# DIRECTIVE
Wherever the word "post" appears in a line, copy that line.

★ ★ ★ ★

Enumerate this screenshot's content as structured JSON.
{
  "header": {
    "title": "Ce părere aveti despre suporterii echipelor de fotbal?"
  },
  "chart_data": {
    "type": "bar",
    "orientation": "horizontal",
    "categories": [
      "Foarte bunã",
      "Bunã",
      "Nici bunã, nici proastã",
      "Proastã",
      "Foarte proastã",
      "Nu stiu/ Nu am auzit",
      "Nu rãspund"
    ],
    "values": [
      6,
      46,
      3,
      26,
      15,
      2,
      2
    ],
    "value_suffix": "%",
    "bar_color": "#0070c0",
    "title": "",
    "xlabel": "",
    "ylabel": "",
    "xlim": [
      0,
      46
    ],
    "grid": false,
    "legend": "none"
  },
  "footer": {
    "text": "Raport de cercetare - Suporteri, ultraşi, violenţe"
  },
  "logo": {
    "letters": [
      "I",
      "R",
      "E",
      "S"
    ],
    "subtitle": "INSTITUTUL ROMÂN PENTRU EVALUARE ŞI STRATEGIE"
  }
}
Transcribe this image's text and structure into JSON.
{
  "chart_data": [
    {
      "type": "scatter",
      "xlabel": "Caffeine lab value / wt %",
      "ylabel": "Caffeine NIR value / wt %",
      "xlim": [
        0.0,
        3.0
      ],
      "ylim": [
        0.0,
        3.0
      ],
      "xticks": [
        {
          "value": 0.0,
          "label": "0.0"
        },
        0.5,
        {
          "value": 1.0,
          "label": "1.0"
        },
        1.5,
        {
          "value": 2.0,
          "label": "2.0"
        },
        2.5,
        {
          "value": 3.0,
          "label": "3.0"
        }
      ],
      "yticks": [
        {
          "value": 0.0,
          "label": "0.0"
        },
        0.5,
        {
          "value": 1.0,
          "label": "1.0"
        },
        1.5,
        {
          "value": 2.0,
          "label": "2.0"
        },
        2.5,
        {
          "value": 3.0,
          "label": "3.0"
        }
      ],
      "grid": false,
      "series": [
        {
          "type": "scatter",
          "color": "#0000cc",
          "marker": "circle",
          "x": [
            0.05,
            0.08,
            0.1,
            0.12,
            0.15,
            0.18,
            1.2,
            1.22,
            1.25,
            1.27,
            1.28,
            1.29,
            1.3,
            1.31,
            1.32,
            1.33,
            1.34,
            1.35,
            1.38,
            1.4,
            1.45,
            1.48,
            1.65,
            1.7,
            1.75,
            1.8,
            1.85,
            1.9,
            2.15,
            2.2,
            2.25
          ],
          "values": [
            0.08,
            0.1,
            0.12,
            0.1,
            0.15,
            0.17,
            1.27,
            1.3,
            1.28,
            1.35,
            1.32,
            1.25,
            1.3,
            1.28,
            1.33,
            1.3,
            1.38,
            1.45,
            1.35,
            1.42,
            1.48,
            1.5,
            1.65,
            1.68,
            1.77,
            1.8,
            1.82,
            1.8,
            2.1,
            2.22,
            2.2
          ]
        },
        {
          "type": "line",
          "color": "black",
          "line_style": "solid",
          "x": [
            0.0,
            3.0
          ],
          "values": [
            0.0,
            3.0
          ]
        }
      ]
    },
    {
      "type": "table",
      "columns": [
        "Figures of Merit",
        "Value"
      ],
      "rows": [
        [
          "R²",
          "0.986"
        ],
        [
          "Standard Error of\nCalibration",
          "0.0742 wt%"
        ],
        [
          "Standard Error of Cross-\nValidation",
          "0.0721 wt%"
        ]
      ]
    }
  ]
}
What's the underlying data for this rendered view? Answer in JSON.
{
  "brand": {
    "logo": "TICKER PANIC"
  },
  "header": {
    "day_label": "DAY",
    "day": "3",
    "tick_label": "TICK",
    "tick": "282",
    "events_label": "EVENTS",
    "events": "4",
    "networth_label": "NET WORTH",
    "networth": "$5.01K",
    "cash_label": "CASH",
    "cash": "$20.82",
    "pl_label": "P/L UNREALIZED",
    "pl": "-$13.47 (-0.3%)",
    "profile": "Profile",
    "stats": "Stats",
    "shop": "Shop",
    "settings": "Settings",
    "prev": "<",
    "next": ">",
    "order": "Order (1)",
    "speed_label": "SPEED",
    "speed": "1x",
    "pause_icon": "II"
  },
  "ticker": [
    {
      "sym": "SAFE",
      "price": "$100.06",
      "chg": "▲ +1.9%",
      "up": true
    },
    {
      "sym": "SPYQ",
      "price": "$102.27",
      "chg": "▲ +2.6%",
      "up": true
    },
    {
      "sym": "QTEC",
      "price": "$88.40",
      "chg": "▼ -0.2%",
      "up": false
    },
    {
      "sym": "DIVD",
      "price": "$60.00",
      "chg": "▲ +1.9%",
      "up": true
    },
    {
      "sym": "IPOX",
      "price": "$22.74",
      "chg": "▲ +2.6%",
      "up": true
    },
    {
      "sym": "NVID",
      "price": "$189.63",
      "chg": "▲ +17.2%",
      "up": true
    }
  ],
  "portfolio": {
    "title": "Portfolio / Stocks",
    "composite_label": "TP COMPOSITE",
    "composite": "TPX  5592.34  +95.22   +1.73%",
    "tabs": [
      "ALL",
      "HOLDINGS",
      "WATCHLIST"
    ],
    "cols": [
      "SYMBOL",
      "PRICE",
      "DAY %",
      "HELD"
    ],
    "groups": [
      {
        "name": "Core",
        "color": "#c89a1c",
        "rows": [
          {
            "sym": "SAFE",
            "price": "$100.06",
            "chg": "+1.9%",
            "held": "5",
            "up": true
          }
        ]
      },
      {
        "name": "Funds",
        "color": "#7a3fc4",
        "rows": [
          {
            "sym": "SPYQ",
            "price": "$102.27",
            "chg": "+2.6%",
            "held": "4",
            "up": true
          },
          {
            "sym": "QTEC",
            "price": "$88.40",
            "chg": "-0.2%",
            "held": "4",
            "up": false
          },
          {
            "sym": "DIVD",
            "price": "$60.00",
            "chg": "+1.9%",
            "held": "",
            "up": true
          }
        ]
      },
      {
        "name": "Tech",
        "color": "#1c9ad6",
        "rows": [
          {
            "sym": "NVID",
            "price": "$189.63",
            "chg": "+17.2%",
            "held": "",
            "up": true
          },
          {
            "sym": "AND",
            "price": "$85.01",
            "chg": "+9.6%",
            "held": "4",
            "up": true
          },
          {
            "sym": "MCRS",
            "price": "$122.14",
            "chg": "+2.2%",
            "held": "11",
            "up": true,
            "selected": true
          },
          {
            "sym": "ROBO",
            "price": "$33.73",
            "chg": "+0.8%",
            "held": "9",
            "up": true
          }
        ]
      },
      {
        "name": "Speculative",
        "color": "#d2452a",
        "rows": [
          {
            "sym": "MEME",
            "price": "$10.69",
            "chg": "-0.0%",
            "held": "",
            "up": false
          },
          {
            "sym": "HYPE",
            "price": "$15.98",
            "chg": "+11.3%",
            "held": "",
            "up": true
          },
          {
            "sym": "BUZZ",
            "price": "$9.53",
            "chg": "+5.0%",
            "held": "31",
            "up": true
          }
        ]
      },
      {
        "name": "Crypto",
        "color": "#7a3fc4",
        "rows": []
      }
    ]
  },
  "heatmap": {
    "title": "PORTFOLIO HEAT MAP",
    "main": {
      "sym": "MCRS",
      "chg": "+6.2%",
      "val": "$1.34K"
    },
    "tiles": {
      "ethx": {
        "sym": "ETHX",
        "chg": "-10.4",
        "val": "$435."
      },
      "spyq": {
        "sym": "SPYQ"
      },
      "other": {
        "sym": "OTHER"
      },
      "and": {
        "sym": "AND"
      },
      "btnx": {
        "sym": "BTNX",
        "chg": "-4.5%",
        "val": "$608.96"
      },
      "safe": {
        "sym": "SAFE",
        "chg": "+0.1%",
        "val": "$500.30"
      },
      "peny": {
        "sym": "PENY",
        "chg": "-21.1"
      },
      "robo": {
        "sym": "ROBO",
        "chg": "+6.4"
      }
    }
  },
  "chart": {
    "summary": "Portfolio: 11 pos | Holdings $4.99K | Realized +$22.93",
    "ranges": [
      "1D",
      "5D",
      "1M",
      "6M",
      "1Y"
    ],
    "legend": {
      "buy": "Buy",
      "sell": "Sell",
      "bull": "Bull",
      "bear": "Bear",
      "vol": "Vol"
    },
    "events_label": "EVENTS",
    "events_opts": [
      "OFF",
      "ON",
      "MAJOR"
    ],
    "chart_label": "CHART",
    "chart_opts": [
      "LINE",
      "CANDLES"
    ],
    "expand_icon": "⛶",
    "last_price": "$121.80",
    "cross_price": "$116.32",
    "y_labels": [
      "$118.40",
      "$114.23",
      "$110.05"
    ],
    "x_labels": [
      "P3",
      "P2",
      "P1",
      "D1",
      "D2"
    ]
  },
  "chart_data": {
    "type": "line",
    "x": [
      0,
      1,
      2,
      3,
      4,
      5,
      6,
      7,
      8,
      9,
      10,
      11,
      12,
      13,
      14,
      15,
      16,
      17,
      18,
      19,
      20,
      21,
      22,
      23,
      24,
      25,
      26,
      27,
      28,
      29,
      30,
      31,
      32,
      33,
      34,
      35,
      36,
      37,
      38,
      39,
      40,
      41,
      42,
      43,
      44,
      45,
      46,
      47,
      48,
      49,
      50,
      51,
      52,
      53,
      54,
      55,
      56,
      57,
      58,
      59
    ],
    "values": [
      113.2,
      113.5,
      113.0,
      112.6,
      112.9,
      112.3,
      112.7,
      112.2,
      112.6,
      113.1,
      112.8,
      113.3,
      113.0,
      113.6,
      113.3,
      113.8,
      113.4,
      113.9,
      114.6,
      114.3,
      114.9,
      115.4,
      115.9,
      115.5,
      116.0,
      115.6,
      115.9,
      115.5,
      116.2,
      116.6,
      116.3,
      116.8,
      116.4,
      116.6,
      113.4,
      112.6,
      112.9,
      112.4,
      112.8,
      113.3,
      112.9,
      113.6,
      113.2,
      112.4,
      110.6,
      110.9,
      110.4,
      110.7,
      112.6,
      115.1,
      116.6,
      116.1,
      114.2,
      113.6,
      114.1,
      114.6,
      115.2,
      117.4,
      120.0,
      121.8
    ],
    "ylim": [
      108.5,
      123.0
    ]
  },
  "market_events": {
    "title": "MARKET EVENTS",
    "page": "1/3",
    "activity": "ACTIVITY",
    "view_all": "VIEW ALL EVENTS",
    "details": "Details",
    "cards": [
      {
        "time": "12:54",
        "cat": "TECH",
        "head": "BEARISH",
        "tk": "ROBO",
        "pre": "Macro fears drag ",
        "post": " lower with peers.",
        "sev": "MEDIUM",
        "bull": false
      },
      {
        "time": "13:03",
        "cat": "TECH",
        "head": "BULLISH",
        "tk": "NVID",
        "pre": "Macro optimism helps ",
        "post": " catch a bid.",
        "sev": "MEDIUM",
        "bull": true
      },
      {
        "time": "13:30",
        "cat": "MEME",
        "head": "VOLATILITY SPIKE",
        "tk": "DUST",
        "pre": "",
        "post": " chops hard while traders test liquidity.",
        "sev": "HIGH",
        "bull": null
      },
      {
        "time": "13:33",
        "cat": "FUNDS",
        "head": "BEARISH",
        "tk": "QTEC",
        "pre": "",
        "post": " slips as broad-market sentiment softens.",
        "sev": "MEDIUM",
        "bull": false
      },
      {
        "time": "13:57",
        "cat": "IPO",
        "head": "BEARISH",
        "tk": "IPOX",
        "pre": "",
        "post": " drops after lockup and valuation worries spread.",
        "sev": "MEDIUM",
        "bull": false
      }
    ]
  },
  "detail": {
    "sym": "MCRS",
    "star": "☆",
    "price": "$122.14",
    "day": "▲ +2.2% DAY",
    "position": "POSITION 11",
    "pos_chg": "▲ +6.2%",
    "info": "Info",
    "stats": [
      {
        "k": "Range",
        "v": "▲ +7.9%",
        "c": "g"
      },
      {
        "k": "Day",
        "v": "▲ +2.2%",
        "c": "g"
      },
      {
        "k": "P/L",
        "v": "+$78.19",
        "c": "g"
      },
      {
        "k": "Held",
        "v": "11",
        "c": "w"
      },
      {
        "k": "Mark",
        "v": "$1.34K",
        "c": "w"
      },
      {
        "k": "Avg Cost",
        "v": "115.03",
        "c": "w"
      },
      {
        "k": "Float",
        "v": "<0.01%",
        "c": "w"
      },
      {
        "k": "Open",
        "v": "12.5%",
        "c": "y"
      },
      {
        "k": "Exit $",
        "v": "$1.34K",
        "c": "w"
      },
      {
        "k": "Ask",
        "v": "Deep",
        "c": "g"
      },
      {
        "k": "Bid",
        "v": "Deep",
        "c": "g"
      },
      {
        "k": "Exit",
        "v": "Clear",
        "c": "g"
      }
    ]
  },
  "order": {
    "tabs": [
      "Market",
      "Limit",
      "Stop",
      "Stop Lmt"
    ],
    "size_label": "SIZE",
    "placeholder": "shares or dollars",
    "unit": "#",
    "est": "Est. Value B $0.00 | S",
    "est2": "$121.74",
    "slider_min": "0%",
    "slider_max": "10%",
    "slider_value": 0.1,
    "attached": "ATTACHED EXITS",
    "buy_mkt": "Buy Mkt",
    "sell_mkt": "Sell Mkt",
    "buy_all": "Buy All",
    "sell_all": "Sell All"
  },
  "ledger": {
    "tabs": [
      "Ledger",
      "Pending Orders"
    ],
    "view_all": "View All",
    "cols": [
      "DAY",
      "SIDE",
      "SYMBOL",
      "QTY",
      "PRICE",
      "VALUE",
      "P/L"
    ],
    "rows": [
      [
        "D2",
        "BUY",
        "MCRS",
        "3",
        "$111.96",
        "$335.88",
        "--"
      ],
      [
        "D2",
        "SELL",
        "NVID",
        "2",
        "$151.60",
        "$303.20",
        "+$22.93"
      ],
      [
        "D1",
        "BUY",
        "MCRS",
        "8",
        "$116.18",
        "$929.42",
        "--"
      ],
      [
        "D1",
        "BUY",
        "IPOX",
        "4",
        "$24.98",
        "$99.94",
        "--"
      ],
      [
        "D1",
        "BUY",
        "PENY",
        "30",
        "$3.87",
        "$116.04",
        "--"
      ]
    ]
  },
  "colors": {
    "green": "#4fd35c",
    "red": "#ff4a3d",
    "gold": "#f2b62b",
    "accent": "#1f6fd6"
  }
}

★ ★ ★ ★

# SOLUTION TO THIS EXERCISE
        "post": " lower with peers.",
        "post": " catch a bid.",
        "post": " chops hard while traders test liquidity.",
        "post": " slips as broad-market sentiment softens.",
        "post": " drops after lockup and valuation worries spread.",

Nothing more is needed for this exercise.